§ **What you will do**: Without the pictures, copy the entries below word for word.

§ **Records supplied**:
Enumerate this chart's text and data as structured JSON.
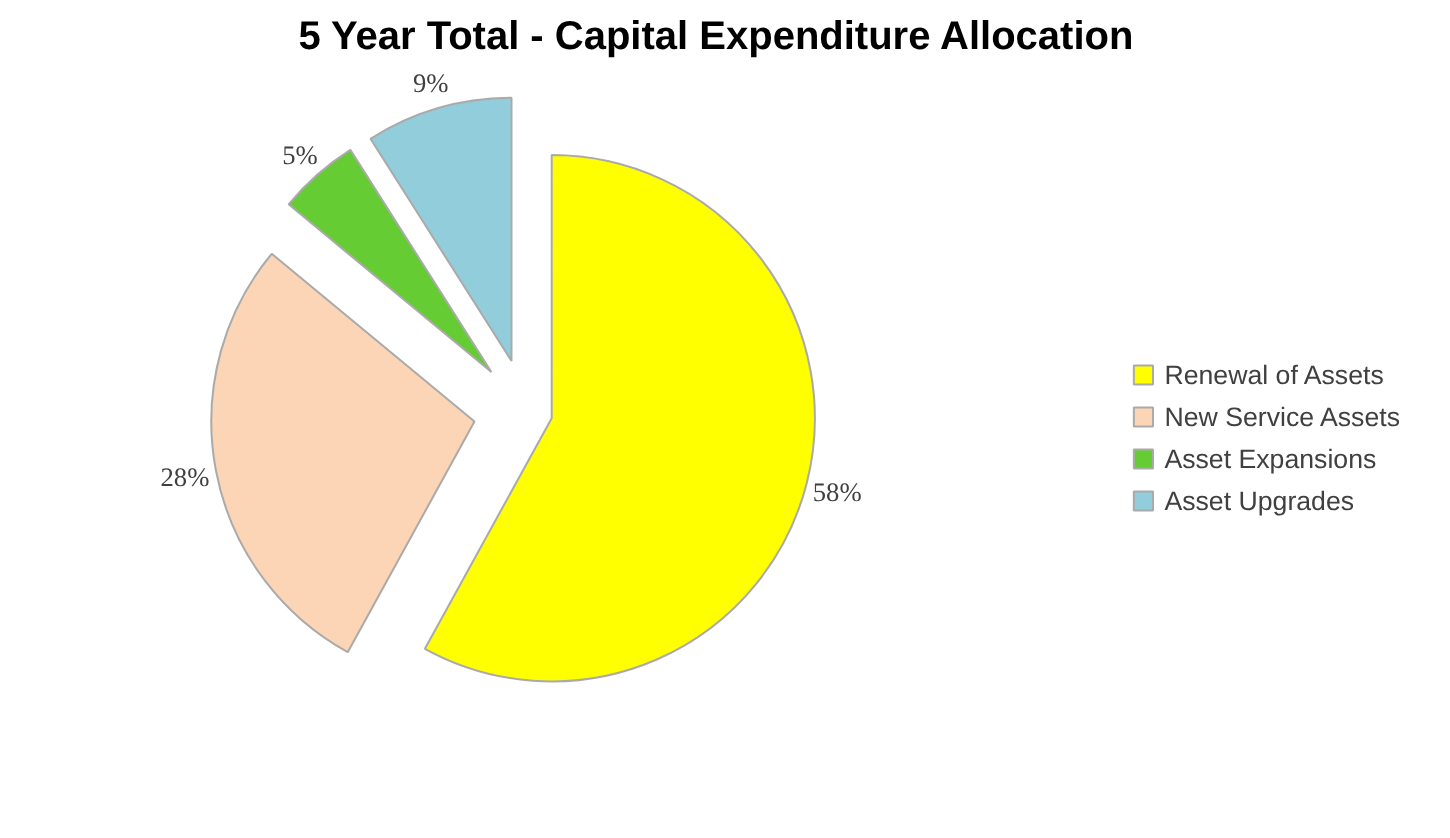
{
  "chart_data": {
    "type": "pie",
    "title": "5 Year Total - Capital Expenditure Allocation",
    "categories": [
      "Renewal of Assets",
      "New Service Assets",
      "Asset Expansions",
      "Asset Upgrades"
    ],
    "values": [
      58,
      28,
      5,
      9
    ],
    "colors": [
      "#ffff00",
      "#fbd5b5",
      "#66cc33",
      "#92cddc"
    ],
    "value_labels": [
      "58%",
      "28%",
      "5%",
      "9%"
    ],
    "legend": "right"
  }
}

§ **Response below**:
Enumerate this chart's text and data as structured JSON.
{
  "chart_data": {
    "type": "pie",
    "title": "5 Year Total - Capital Expenditure Allocation",
    "categories": [
      "Renewal of Assets",
      "New Service Assets",
      "Asset Expansions",
      "Asset Upgrades"
    ],
    "values": [
      58,
      28,
      5,
      9
    ],
    "colors": [
      "#ffff00",
      "#fbd5b5",
      "#66cc33",
      "#92cddc"
    ],
    "value_labels": [
      "58%",
      "28%",
      "5%",
      "9%"
    ],
    "legend": "right"
  }
}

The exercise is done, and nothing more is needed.